Exercise requirements: Would you copy out the whole listing exactly as given?
## begin
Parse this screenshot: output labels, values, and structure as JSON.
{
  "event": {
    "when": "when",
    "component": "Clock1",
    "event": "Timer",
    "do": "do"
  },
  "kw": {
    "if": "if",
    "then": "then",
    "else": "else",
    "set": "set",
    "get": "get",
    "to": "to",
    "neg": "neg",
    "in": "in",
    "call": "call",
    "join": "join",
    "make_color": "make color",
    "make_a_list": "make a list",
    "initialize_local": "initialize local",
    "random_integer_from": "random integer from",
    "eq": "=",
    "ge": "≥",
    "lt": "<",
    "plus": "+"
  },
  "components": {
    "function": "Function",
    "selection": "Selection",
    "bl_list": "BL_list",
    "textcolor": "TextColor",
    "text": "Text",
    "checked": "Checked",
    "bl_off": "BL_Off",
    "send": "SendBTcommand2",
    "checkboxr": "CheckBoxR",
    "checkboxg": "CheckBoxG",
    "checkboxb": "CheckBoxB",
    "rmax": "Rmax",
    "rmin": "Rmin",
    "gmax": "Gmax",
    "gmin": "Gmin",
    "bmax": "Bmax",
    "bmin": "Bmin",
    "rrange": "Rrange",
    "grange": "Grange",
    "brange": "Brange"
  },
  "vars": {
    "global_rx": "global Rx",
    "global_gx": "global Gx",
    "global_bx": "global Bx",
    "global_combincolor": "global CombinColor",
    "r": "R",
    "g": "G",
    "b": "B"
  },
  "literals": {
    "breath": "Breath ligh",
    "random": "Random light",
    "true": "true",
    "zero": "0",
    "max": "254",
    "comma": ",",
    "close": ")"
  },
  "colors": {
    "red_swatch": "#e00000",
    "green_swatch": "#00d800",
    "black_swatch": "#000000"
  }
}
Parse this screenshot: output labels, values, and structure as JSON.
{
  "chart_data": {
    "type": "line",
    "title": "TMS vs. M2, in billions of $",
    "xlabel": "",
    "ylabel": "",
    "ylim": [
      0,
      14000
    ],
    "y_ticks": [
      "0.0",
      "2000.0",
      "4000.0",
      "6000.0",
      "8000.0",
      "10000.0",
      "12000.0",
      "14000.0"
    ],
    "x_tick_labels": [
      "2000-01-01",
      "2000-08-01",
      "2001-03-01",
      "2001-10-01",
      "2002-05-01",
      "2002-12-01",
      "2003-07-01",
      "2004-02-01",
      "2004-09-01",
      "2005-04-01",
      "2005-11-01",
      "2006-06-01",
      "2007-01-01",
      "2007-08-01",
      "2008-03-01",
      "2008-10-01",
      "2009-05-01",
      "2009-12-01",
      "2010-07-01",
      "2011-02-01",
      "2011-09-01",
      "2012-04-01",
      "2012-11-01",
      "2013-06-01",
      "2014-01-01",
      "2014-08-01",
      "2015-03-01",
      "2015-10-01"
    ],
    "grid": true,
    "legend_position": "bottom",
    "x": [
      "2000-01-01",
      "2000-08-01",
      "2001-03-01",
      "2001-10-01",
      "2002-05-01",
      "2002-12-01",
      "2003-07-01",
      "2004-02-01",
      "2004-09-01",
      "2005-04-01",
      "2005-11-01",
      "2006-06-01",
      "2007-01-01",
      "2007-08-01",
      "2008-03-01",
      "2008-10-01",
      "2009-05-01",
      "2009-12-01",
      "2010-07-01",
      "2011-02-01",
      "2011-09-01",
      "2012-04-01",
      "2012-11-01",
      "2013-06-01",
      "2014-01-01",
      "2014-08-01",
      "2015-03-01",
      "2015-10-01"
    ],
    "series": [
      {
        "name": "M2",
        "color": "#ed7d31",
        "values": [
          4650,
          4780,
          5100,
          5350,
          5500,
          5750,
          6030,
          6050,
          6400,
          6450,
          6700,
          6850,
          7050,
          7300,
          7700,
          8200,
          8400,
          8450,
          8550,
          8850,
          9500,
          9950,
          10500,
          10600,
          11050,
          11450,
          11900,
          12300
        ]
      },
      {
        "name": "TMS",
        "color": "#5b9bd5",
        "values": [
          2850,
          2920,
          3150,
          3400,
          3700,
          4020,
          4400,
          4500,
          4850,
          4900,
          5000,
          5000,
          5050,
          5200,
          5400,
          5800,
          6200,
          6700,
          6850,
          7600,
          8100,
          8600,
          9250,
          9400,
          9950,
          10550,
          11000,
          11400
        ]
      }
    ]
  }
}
## end
Answer for this exercise:
Parse this screenshot: output labels, values, and structure as JSON.
{
  "event": {
    "when": "when",
    "component": "Clock1",
    "event": "Timer",
    "do": "do"
  },
  "kw": {
    "if": "if",
    "then": "then",
    "else": "else",
    "set": "set",
    "get": "get",
    "to": "to",
    "neg": "neg",
    "in": "in",
    "call": "call",
    "join": "join",
    "make_color": "make color",
    "make_a_list": "make a list",
    "initialize_local": "initialize local",
    "random_integer_from": "random integer from",
    "eq": "=",
    "ge": "≥",
    "lt": "<",
    "plus": "+"
  },
  "components": {
    "function": "Function",
    "selection": "Selection",
    "bl_list": "BL_list",
    "textcolor": "TextColor",
    "text": "Text",
    "checked": "Checked",
    "bl_off": "BL_Off",
    "send": "SendBTcommand2",
    "checkboxr": "CheckBoxR",
    "checkboxg": "CheckBoxG",
    "checkboxb": "CheckBoxB",
    "rmax": "Rmax",
    "rmin": "Rmin",
    "gmax": "Gmax",
    "gmin": "Gmin",
    "bmax": "Bmax",
    "bmin": "Bmin",
    "rrange": "Rrange",
    "grange": "Grange",
    "brange": "Brange"
  },
  "vars": {
    "global_rx": "global Rx",
    "global_gx": "global Gx",
    "global_bx": "global Bx",
    "global_combincolor": "global CombinColor",
    "r": "R",
    "g": "G",
    "b": "B"
  },
  "literals": {
    "breath": "Breath ligh",
    "random": "Random light",
    "true": "true",
    "zero": "0",
    "max": "254",
    "comma": ",",
    "close": ")"
  },
  "colors": {
    "red_swatch": "#e00000",
    "green_swatch": "#00d800",
    "black_swatch": "#000000"
  }
}
Parse this screenshot: output labels, values, and structure as JSON.
{
  "chart_data": {
    "type": "line",
    "title": "TMS vs. M2, in billions of $",
    "xlabel": "",
    "ylabel": "",
    "ylim": [
      0,
      14000
    ],
    "y_ticks": [
      "0.0",
      "2000.0",
      "4000.0",
      "6000.0",
      "8000.0",
      "10000.0",
      "12000.0",
      "14000.0"
    ],
    "x_tick_labels": [
      "2000-01-01",
      "2000-08-01",
      "2001-03-01",
      "2001-10-01",
      "2002-05-01",
      "2002-12-01",
      "2003-07-01",
      "2004-02-01",
      "2004-09-01",
      "2005-04-01",
      "2005-11-01",
      "2006-06-01",
      "2007-01-01",
      "2007-08-01",
      "2008-03-01",
      "2008-10-01",
      "2009-05-01",
      "2009-12-01",
      "2010-07-01",
      "2011-02-01",
      "2011-09-01",
      "2012-04-01",
      "2012-11-01",
      "2013-06-01",
      "2014-01-01",
      "2014-08-01",
      "2015-03-01",
      "2015-10-01"
    ],
    "grid": true,
    "legend_position": "bottom",
    "x": [
      "2000-01-01",
      "2000-08-01",
      "2001-03-01",
      "2001-10-01",
      "2002-05-01",
      "2002-12-01",
      "2003-07-01",
      "2004-02-01",
      "2004-09-01",
      "2005-04-01",
      "2005-11-01",
      "2006-06-01",
      "2007-01-01",
      "2007-08-01",
      "2008-03-01",
      "2008-10-01",
      "2009-05-01",
      "2009-12-01",
      "2010-07-01",
      "2011-02-01",
      "2011-09-01",
      "2012-04-01",
      "2012-11-01",
      "2013-06-01",
      "2014-01-01",
      "2014-08-01",
      "2015-03-01",
      "2015-10-01"
    ],
    "series": [
      {
        "name": "M2",
        "color": "#ed7d31",
        "values": [
          4650,
          4780,
          5100,
          5350,
          5500,
          5750,
          6030,
          6050,
          6400,
          6450,
          6700,
          6850,
          7050,
          7300,
          7700,
          8200,
          8400,
          8450,
          8550,
          8850,
          9500,
          9950,
          10500,
          10600,
          11050,
          11450,
          11900,
          12300
        ]
      },
      {
        "name": "TMS",
        "color": "#5b9bd5",
        "values": [
          2850,
          2920,
          3150,
          3400,
          3700,
          4020,
          4400,
          4500,
          4850,
          4900,
          5000,
          5000,
          5050,
          5200,
          5400,
          5800,
          6200,
          6700,
          6850,
          7600,
          8100,
          8600,
          9250,
          9400,
          9950,
          10550,
          11000,
          11400
        ]
      }
    ]
  }
}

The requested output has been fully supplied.